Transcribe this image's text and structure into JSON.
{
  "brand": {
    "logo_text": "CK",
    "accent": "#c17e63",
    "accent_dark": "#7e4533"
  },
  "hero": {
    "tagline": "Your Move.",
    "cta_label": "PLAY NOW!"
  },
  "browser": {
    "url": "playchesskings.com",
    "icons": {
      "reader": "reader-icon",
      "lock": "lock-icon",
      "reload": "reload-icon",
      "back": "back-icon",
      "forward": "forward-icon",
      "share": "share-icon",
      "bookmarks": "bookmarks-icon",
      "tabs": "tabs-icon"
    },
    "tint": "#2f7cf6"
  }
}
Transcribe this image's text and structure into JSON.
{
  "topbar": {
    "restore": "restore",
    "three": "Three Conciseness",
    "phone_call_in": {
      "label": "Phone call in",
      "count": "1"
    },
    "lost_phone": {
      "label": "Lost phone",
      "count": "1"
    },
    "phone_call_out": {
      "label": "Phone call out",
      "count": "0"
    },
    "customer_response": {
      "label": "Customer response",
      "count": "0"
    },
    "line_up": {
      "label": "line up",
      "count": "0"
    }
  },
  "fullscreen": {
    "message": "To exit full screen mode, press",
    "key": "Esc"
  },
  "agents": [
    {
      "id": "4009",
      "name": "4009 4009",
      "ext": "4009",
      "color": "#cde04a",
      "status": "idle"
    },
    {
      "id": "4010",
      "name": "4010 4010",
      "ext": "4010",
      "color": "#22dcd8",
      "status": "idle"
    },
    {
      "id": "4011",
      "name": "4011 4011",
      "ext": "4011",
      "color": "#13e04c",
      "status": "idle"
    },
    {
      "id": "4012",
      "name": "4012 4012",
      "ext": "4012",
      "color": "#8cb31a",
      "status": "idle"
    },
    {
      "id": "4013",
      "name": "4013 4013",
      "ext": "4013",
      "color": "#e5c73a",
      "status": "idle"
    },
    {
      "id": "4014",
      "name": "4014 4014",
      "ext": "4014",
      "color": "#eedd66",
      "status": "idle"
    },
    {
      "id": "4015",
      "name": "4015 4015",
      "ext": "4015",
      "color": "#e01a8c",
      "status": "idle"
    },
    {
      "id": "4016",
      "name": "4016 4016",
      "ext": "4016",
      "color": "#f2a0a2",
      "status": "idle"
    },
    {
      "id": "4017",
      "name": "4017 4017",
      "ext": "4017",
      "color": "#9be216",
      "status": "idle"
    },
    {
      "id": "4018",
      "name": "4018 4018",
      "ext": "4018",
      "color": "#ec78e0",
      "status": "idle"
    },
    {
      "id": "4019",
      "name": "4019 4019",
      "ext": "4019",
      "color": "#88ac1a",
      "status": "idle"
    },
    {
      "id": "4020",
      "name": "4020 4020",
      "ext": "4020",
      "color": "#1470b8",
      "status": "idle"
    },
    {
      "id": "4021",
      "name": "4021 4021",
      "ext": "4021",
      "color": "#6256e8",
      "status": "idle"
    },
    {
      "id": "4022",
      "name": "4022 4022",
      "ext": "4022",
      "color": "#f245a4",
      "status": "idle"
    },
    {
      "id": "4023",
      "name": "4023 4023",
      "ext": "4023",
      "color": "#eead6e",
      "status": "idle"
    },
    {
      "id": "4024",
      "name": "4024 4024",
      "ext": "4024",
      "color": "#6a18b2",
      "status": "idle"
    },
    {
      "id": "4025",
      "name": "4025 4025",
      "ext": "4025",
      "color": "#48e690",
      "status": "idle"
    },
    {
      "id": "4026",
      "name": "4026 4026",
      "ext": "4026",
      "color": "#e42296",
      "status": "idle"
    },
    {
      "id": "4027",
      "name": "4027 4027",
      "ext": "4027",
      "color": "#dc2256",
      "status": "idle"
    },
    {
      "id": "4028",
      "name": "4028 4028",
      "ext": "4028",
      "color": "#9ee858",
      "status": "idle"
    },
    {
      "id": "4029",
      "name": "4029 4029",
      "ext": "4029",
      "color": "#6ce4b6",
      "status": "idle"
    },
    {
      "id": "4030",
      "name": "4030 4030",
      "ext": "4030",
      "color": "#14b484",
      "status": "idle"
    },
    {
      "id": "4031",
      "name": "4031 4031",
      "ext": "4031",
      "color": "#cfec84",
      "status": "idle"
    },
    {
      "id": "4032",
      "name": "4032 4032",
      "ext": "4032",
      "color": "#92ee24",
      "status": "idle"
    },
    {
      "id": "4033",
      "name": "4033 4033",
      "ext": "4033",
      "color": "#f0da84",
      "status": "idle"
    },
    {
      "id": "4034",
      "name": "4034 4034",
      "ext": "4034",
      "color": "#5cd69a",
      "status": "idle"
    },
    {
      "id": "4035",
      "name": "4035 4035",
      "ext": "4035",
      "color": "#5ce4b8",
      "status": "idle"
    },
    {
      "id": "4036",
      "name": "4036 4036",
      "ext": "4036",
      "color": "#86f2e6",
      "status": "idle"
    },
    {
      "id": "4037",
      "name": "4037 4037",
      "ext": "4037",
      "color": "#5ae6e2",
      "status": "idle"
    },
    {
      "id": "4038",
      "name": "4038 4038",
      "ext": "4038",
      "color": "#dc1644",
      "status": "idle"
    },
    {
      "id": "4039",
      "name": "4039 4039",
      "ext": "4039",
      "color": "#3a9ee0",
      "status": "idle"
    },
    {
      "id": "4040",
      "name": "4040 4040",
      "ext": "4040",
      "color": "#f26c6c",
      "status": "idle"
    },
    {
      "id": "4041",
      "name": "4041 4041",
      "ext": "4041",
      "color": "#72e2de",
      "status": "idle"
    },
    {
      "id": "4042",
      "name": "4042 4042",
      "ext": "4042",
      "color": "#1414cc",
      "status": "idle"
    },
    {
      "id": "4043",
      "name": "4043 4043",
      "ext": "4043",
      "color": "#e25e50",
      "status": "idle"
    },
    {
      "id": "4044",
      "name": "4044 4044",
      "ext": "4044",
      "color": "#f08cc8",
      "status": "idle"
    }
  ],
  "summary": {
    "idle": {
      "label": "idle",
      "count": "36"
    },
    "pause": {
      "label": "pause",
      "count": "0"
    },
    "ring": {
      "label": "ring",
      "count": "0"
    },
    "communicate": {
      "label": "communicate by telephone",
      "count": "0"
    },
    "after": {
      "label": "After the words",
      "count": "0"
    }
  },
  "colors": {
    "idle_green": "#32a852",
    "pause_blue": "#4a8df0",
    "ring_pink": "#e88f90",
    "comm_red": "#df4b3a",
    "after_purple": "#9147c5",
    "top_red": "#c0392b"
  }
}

┄┄┄┄┄┄┄┄┄┄

■ **Written exercise**: Copy out each line above, character for character.

■ **Response**:
Transcribe this image's text and structure into JSON.
{
  "brand": {
    "logo_text": "CK",
    "accent": "#c17e63",
    "accent_dark": "#7e4533"
  },
  "hero": {
    "tagline": "Your Move.",
    "cta_label": "PLAY NOW!"
  },
  "browser": {
    "url": "playchesskings.com",
    "icons": {
      "reader": "reader-icon",
      "lock": "lock-icon",
      "reload": "reload-icon",
      "back": "back-icon",
      "forward": "forward-icon",
      "share": "share-icon",
      "bookmarks": "bookmarks-icon",
      "tabs": "tabs-icon"
    },
    "tint": "#2f7cf6"
  }
}
Transcribe this image's text and structure into JSON.
{
  "topbar": {
    "restore": "restore",
    "three": "Three Conciseness",
    "phone_call_in": {
      "label": "Phone call in",
      "count": "1"
    },
    "lost_phone": {
      "label": "Lost phone",
      "count": "1"
    },
    "phone_call_out": {
      "label": "Phone call out",
      "count": "0"
    },
    "customer_response": {
      "label": "Customer response",
      "count": "0"
    },
    "line_up": {
      "label": "line up",
      "count": "0"
    }
  },
  "fullscreen": {
    "message": "To exit full screen mode, press",
    "key": "Esc"
  },
  "agents": [
    {
      "id": "4009",
      "name": "4009 4009",
      "ext": "4009",
      "color": "#cde04a",
      "status": "idle"
    },
    {
      "id": "4010",
      "name": "4010 4010",
      "ext": "4010",
      "color": "#22dcd8",
      "status": "idle"
    },
    {
      "id": "4011",
      "name": "4011 4011",
      "ext": "4011",
      "color": "#13e04c",
      "status": "idle"
    },
    {
      "id": "4012",
      "name": "4012 4012",
      "ext": "4012",
      "color": "#8cb31a",
      "status": "idle"
    },
    {
      "id": "4013",
      "name": "4013 4013",
      "ext": "4013",
      "color": "#e5c73a",
      "status": "idle"
    },
    {
      "id": "4014",
      "name": "4014 4014",
      "ext": "4014",
      "color": "#eedd66",
      "status": "idle"
    },
    {
      "id": "4015",
      "name": "4015 4015",
      "ext": "4015",
      "color": "#e01a8c",
      "status": "idle"
    },
    {
      "id": "4016",
      "name": "4016 4016",
      "ext": "4016",
      "color": "#f2a0a2",
      "status": "idle"
    },
    {
      "id": "4017",
      "name": "4017 4017",
      "ext": "4017",
      "color": "#9be216",
      "status": "idle"
    },
    {
      "id": "4018",
      "name": "4018 4018",
      "ext": "4018",
      "color": "#ec78e0",
      "status": "idle"
    },
    {
      "id": "4019",
      "name": "4019 4019",
      "ext": "4019",
      "color": "#88ac1a",
      "status": "idle"
    },
    {
      "id": "4020",
      "name": "4020 4020",
      "ext": "4020",
      "color": "#1470b8",
      "status": "idle"
    },
    {
      "id": "4021",
      "name": "4021 4021",
      "ext": "4021",
      "color": "#6256e8",
      "status": "idle"
    },
    {
      "id": "4022",
      "name": "4022 4022",
      "ext": "4022",
      "color": "#f245a4",
      "status": "idle"
    },
    {
      "id": "4023",
      "name": "4023 4023",
      "ext": "4023",
      "color": "#eead6e",
      "status": "idle"
    },
    {
      "id": "4024",
      "name": "4024 4024",
      "ext": "4024",
      "color": "#6a18b2",
      "status": "idle"
    },
    {
      "id": "4025",
      "name": "4025 4025",
      "ext": "4025",
      "color": "#48e690",
      "status": "idle"
    },
    {
      "id": "4026",
      "name": "4026 4026",
      "ext": "4026",
      "color": "#e42296",
      "status": "idle"
    },
    {
      "id": "4027",
      "name": "4027 4027",
      "ext": "4027",
      "color": "#dc2256",
      "status": "idle"
    },
    {
      "id": "4028",
      "name": "4028 4028",
      "ext": "4028",
      "color": "#9ee858",
      "status": "idle"
    },
    {
      "id": "4029",
      "name": "4029 4029",
      "ext": "4029",
      "color": "#6ce4b6",
      "status": "idle"
    },
    {
      "id": "4030",
      "name": "4030 4030",
      "ext": "4030",
      "color": "#14b484",
      "status": "idle"
    },
    {
      "id": "4031",
      "name": "4031 4031",
      "ext": "4031",
      "color": "#cfec84",
      "status": "idle"
    },
    {
      "id": "4032",
      "name": "4032 4032",
      "ext": "4032",
      "color": "#92ee24",
      "status": "idle"
    },
    {
      "id": "4033",
      "name": "4033 4033",
      "ext": "4033",
      "color": "#f0da84",
      "status": "idle"
    },
    {
      "id": "4034",
      "name": "4034 4034",
      "ext": "4034",
      "color": "#5cd69a",
      "status": "idle"
    },
    {
      "id": "4035",
      "name": "4035 4035",
      "ext": "4035",
      "color": "#5ce4b8",
      "status": "idle"
    },
    {
      "id": "4036",
      "name": "4036 4036",
      "ext": "4036",
      "color": "#86f2e6",
      "status": "idle"
    },
    {
      "id": "4037",
      "name": "4037 4037",
      "ext": "4037",
      "color": "#5ae6e2",
      "status": "idle"
    },
    {
      "id": "4038",
      "name": "4038 4038",
      "ext": "4038",
      "color": "#dc1644",
      "status": "idle"
    },
    {
      "id": "4039",
      "name": "4039 4039",
      "ext": "4039",
      "color": "#3a9ee0",
      "status": "idle"
    },
    {
      "id": "4040",
      "name": "4040 4040",
      "ext": "4040",
      "color": "#f26c6c",
      "status": "idle"
    },
    {
      "id": "4041",
      "name": "4041 4041",
      "ext": "4041",
      "color": "#72e2de",
      "status": "idle"
    },
    {
      "id": "4042",
      "name": "4042 4042",
      "ext": "4042",
      "color": "#1414cc",
      "status": "idle"
    },
    {
      "id": "4043",
      "name": "4043 4043",
      "ext": "4043",
      "color": "#e25e50",
      "status": "idle"
    },
    {
      "id": "4044",
      "name": "4044 4044",
      "ext": "4044",
      "color": "#f08cc8",
      "status": "idle"
    }
  ],
  "summary": {
    "idle": {
      "label": "idle",
      "count": "36"
    },
    "pause": {
      "label": "pause",
      "count": "0"
    },
    "ring": {
      "label": "ring",
      "count": "0"
    },
    "communicate": {
      "label": "communicate by telephone",
      "count": "0"
    },
    "after": {
      "label": "After the words",
      "count": "0"
    }
  },
  "colors": {
    "idle_green": "#32a852",
    "pause_blue": "#4a8df0",
    "ring_pink": "#e88f90",
    "comm_red": "#df4b3a",
    "after_purple": "#9147c5",
    "top_red": "#c0392b"
  }
}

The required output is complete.